## Problem requirements:
Output each entry exactly; skip nothing.

## Supplied records:

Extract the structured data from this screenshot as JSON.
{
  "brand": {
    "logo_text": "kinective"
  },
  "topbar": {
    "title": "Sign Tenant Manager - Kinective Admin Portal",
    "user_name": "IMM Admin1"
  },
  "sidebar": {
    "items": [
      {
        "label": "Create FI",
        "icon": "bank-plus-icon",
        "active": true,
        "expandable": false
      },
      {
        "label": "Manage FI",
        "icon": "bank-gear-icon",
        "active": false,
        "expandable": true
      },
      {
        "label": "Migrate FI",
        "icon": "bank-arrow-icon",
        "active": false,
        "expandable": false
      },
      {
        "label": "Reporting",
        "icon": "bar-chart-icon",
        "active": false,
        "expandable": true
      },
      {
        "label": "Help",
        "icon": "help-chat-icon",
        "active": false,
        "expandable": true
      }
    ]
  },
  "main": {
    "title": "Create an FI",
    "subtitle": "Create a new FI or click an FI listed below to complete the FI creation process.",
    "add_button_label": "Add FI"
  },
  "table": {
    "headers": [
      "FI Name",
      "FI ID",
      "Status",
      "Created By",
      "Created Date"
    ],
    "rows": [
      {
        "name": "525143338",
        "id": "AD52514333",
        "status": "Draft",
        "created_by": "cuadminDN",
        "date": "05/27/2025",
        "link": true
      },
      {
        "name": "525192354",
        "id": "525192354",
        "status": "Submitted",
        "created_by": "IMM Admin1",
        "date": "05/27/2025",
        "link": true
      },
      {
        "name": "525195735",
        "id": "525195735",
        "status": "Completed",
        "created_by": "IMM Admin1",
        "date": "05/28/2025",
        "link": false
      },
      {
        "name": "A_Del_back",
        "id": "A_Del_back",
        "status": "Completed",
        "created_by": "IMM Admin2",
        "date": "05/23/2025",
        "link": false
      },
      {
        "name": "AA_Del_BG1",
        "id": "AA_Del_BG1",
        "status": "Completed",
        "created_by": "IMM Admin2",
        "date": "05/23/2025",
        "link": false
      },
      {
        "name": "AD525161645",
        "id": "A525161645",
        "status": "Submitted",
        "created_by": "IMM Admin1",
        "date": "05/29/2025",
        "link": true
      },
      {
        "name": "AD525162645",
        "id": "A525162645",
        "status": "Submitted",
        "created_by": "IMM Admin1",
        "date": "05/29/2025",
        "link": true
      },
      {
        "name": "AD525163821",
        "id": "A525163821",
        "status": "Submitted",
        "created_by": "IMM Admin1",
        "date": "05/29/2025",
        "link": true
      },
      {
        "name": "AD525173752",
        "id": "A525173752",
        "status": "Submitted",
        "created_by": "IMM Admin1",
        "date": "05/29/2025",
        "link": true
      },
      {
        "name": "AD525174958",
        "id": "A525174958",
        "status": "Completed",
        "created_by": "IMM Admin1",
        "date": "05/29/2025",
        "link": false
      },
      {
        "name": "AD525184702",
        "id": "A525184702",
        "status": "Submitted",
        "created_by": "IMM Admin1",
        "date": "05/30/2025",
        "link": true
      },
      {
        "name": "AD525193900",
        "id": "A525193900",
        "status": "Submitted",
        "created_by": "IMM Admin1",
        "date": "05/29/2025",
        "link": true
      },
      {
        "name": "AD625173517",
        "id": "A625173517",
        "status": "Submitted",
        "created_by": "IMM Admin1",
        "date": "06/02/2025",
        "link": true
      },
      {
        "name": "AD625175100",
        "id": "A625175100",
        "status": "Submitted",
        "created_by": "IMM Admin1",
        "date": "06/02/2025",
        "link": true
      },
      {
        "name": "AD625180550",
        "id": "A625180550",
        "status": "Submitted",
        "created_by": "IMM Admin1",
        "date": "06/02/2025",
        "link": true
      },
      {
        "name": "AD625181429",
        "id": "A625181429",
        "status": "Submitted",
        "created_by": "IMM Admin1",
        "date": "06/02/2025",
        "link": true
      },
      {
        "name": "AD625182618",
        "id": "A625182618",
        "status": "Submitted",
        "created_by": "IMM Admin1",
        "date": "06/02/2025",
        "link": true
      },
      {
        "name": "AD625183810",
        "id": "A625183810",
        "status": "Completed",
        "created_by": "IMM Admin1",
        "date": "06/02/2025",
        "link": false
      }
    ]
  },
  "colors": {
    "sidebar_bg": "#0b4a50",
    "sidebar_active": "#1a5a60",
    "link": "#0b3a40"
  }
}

## Result for this exercise:
Extract the structured data from this screenshot as JSON.
{
  "brand": {
    "logo_text": "kinective"
  },
  "topbar": {
    "title": "Sign Tenant Manager - Kinective Admin Portal",
    "user_name": "IMM Admin1"
  },
  "sidebar": {
    "items": [
      {
        "label": "Create FI",
        "icon": "bank-plus-icon",
        "active": true,
        "expandable": false
      },
      {
        "label": "Manage FI",
        "icon": "bank-gear-icon",
        "active": false,
        "expandable": true
      },
      {
        "label": "Migrate FI",
        "icon": "bank-arrow-icon",
        "active": false,
        "expandable": false
      },
      {
        "label": "Reporting",
        "icon": "bar-chart-icon",
        "active": false,
        "expandable": true
      },
      {
        "label": "Help",
        "icon": "help-chat-icon",
        "active": false,
        "expandable": true
      }
    ]
  },
  "main": {
    "title": "Create an FI",
    "subtitle": "Create a new FI or click an FI listed below to complete the FI creation process.",
    "add_button_label": "Add FI"
  },
  "table": {
    "headers": [
      "FI Name",
      "FI ID",
      "Status",
      "Created By",
      "Created Date"
    ],
    "rows": [
      {
        "name": "525143338",
        "id": "AD52514333",
        "status": "Draft",
        "created_by": "cuadminDN",
        "date": "05/27/2025",
        "link": true
      },
      {
        "name": "525192354",
        "id": "525192354",
        "status": "Submitted",
        "created_by": "IMM Admin1",
        "date": "05/27/2025",
        "link": true
      },
      {
        "name": "525195735",
        "id": "525195735",
        "status": "Completed",
        "created_by": "IMM Admin1",
        "date": "05/28/2025",
        "link": false
      },
      {
        "name": "A_Del_back",
        "id": "A_Del_back",
        "status": "Completed",
        "created_by": "IMM Admin2",
        "date": "05/23/2025",
        "link": false
      },
      {
        "name": "AA_Del_BG1",
        "id": "AA_Del_BG1",
        "status": "Completed",
        "created_by": "IMM Admin2",
        "date": "05/23/2025",
        "link": false
      },
      {
        "name": "AD525161645",
        "id": "A525161645",
        "status": "Submitted",
        "created_by": "IMM Admin1",
        "date": "05/29/2025",
        "link": true
      },
      {
        "name": "AD525162645",
        "id": "A525162645",
        "status": "Submitted",
        "created_by": "IMM Admin1",
        "date": "05/29/2025",
        "link": true
      },
      {
        "name": "AD525163821",
        "id": "A525163821",
        "status": "Submitted",
        "created_by": "IMM Admin1",
        "date": "05/29/2025",
        "link": true
      },
      {
        "name": "AD525173752",
        "id": "A525173752",
        "status": "Submitted",
        "created_by": "IMM Admin1",
        "date": "05/29/2025",
        "link": true
      },
      {
        "name": "AD525174958",
        "id": "A525174958",
        "status": "Completed",
        "created_by": "IMM Admin1",
        "date": "05/29/2025",
        "link": false
      },
      {
        "name": "AD525184702",
        "id": "A525184702",
        "status": "Submitted",
        "created_by": "IMM Admin1",
        "date": "05/30/2025",
        "link": true
      },
      {
        "name": "AD525193900",
        "id": "A525193900",
        "status": "Submitted",
        "created_by": "IMM Admin1",
        "date": "05/29/2025",
        "link": true
      },
      {
        "name": "AD625173517",
        "id": "A625173517",
        "status": "Submitted",
        "created_by": "IMM Admin1",
        "date": "06/02/2025",
        "link": true
      },
      {
        "name": "AD625175100",
        "id": "A625175100",
        "status": "Submitted",
        "created_by": "IMM Admin1",
        "date": "06/02/2025",
        "link": true
      },
      {
        "name": "AD625180550",
        "id": "A625180550",
        "status": "Submitted",
        "created_by": "IMM Admin1",
        "date": "06/02/2025",
        "link": true
      },
      {
        "name": "AD625181429",
        "id": "A625181429",
        "status": "Submitted",
        "created_by": "IMM Admin1",
        "date": "06/02/2025",
        "link": true
      },
      {
        "name": "AD625182618",
        "id": "A625182618",
        "status": "Submitted",
        "created_by": "IMM Admin1",
        "date": "06/02/2025",
        "link": true
      },
      {
        "name": "AD625183810",
        "id": "A625183810",
        "status": "Completed",
        "created_by": "IMM Admin1",
        "date": "06/02/2025",
        "link": false
      }
    ]
  },
  "colors": {
    "sidebar_bg": "#0b4a50",
    "sidebar_active": "#1a5a60",
    "link": "#0b3a40"
  }
}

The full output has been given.